__Stated problem__.
From the entries below, copy every line holding the word "color".

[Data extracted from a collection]
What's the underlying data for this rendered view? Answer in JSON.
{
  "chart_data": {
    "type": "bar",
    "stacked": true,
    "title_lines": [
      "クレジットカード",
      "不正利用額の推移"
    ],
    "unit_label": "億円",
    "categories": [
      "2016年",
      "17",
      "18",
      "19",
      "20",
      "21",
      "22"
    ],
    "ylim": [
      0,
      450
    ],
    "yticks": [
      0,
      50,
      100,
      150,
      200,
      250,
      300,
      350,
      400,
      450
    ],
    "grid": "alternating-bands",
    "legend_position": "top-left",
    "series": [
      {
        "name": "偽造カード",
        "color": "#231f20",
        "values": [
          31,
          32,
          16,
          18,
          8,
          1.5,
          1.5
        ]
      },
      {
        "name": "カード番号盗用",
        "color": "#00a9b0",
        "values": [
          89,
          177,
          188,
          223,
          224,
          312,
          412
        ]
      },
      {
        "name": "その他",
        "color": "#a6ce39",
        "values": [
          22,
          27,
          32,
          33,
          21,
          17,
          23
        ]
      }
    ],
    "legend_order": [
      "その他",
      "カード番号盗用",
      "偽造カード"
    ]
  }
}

__Solved exercise__.
        "color": "#231f20",
        "color": "#00a9b0",
        "color": "#a6ce39",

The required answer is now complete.